Short task
Locate each line in the records containing "title". Copy it.

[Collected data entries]

- - - - -

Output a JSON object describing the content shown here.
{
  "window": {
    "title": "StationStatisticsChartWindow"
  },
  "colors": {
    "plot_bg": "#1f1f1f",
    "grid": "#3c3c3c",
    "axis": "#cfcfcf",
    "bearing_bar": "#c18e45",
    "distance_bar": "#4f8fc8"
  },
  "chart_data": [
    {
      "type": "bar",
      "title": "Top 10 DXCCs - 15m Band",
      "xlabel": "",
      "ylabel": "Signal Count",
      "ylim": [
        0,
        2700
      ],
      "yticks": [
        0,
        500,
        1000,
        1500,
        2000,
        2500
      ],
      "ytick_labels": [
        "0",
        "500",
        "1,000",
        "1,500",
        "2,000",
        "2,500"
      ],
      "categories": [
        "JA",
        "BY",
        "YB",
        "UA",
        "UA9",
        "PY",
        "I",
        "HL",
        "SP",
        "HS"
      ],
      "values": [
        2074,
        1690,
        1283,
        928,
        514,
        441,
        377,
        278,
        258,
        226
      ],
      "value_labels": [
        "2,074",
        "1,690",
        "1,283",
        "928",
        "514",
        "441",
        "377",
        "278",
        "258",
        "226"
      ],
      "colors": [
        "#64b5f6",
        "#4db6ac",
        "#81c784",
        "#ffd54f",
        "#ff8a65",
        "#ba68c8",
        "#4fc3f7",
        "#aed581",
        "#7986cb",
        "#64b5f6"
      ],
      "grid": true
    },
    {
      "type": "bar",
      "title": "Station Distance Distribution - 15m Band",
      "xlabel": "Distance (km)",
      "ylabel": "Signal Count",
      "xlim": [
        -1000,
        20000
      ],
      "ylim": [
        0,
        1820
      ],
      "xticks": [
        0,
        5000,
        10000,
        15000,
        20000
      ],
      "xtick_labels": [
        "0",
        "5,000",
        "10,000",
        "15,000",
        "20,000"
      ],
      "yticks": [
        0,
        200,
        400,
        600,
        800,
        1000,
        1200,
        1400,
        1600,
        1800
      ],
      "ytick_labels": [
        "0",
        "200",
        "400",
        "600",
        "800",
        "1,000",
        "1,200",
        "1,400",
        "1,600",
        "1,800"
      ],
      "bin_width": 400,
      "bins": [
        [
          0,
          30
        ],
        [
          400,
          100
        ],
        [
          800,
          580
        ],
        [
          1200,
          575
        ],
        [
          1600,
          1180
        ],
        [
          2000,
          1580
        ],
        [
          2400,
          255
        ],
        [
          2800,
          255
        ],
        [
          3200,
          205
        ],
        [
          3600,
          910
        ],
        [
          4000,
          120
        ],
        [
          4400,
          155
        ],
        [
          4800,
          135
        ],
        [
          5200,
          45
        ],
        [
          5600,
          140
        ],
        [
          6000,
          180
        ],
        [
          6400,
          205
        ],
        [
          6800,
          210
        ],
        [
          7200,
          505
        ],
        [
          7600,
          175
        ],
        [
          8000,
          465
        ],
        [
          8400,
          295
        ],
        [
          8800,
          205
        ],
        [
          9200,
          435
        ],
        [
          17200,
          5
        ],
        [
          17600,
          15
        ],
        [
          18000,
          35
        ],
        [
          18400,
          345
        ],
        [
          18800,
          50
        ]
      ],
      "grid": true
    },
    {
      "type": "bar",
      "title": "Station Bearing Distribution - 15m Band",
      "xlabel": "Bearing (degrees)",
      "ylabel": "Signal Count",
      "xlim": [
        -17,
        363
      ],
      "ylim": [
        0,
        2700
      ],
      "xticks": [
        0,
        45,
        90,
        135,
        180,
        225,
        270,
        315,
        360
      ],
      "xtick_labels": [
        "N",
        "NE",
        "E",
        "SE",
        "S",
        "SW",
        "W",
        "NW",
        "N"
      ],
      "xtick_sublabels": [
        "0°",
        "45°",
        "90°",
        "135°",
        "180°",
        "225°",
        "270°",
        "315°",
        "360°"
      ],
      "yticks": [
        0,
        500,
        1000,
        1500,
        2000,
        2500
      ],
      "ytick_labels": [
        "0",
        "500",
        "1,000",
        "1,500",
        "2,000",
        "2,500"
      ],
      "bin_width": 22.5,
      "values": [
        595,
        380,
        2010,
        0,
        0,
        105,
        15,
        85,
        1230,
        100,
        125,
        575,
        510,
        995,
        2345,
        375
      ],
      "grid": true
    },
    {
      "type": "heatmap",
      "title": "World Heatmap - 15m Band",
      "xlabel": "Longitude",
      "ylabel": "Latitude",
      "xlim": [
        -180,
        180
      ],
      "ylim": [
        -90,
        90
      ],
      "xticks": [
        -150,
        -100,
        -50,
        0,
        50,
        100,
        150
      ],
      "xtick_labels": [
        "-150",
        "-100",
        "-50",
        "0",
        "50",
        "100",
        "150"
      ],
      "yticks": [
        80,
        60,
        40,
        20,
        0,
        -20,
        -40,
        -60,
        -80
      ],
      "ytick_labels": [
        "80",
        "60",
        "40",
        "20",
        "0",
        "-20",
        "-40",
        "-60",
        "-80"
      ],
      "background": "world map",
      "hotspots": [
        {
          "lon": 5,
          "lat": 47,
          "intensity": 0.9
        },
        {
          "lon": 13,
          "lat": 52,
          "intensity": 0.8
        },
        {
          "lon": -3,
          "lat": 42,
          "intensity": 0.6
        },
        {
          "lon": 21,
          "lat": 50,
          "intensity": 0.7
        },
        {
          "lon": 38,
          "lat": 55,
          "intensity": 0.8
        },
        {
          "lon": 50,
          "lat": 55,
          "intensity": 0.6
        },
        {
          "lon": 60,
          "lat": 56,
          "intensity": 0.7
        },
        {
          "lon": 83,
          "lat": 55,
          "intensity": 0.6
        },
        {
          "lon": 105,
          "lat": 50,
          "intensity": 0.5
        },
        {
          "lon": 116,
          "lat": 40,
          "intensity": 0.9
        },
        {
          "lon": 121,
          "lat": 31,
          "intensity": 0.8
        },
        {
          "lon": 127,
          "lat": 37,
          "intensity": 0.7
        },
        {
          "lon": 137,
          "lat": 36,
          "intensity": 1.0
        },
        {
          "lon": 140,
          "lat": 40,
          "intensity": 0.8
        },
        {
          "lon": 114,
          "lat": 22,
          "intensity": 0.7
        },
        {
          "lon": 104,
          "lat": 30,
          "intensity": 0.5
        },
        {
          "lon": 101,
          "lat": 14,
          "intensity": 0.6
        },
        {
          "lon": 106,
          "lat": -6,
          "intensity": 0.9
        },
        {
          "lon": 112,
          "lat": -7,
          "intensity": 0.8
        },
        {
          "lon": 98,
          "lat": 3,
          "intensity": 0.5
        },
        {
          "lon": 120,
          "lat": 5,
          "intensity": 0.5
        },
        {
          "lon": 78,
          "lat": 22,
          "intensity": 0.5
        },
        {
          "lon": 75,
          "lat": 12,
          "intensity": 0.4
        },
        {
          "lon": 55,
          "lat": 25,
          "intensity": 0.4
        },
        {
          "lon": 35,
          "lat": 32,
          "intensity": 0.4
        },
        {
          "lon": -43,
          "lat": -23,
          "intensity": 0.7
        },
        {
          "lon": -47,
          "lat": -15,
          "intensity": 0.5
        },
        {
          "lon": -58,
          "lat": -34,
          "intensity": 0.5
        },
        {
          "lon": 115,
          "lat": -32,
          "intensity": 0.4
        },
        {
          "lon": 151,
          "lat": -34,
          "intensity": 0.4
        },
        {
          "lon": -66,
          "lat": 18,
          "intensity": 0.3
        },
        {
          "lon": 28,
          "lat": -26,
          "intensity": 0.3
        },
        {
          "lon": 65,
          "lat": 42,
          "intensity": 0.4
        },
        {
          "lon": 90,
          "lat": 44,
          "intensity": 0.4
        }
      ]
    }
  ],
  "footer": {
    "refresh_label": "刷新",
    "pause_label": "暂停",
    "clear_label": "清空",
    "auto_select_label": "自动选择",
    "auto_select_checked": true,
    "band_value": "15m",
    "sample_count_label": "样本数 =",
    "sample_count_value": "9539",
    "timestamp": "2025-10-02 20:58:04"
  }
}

- - - - -

Result below
    "title": "StationStatisticsChartWindow"
      "title": "Top 10 DXCCs - 15m Band",
      "title": "Station Distance Distribution - 15m Band",
      "title": "Station Bearing Distribution - 15m Band",
      "title": "World Heatmap - 15m Band",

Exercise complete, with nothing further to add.